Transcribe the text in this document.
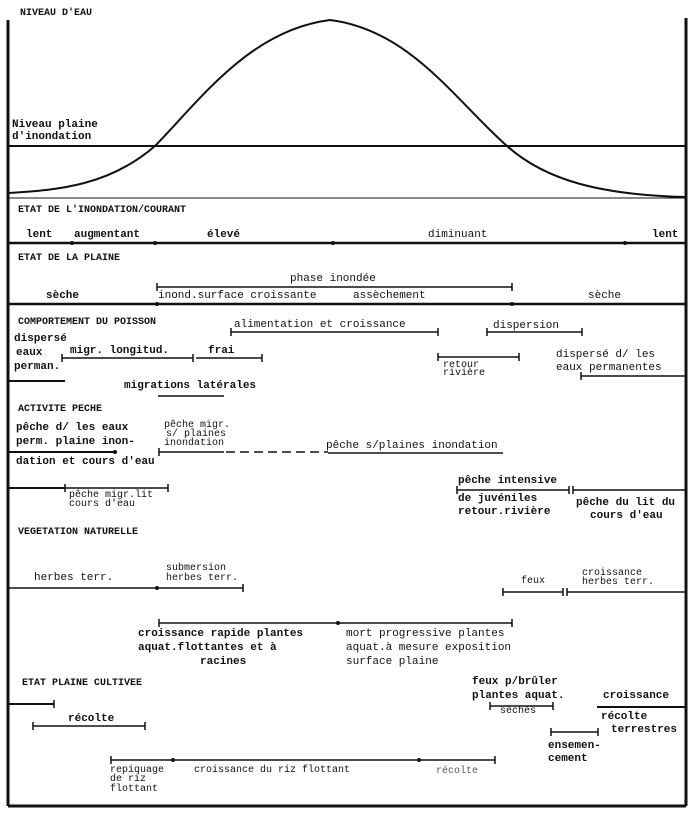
NIVEAU D'EAU
Niveau plaine
d'inondation
ETAT DE L'INONDATION/COURANT
lent augmentant	élevé	diminuant	lent
ETAT DE LA PLAINE
phase inondée
sèche	inond.surface croissante	assèchement	sèche
COMPORTEMENT DU POISSON	alimentation et croissance	dispersion
dispersé
eaux
perman.
migr. longitud.	frai
retour
rivière
dispersé d/ les
eaux permanentes
migrations latérales
ACTIVITE PECHE
pêche d/ les eaux
perm. plaine inon-
dation et cours d'eau
pêche migr.
s/ plaines
inondation	pêche s/plaines inondation
pêche migr.lit
cours d'eau
pêche intensive
de juvéniles
retour.rivière
pêche du lit du
cours d'eau
VEGETATION NATURELLE
herbes terr.
submersion
herbes terr.	feux
croissance
herbes terr.
croissance rapide plantes
aquat.flottantes et à
racines
mort progressive plantes
aquat.à mesure exposition
surface plaine
ETAT PLAINE CULTIVEE
récolte
feux p/brûler
plantes aquat.
sèchés
croissance
récolte
terrestres
ensemen-
cement
repiquage
de riz
flottant
croissance du riz flottant	récolte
-.-.-
== Written task ==
Repeat the preceding records precisely, and leave every picture out of the copy.

== Output of the exercise ==
Transcribe the text in this document.
NIVEAU D'EAU
Niveau plaine
d'inondation
ETAT DE L'INONDATION/COURANT
lent augmentant	élevé	diminuant	lent
ETAT DE LA PLAINE
phase inondée
sèche	inond.surface croissante	assèchement	sèche
COMPORTEMENT DU POISSON	alimentation et croissance	dispersion
dispersé
eaux
perman.
migr. longitud.	frai
retour
rivière
dispersé d/ les
eaux permanentes
migrations latérales
ACTIVITE PECHE
pêche d/ les eaux
perm. plaine inon-
dation et cours d'eau
pêche migr.
s/ plaines
inondation	pêche s/plaines inondation
pêche migr.lit
cours d'eau
pêche intensive
de juvéniles
retour.rivière
pêche du lit du
cours d'eau
VEGETATION NATURELLE
herbes terr.
submersion
herbes terr.	feux
croissance
herbes terr.
croissance rapide plantes
aquat.flottantes et à
racines
mort progressive plantes
aquat.à mesure exposition
surface plaine
ETAT PLAINE CULTIVEE
récolte
feux p/brûler
plantes aquat.
sèchés
croissance
récolte
terrestres
ensemen-
cement
repiquage
de riz
flottant
croissance du riz flottant	récolte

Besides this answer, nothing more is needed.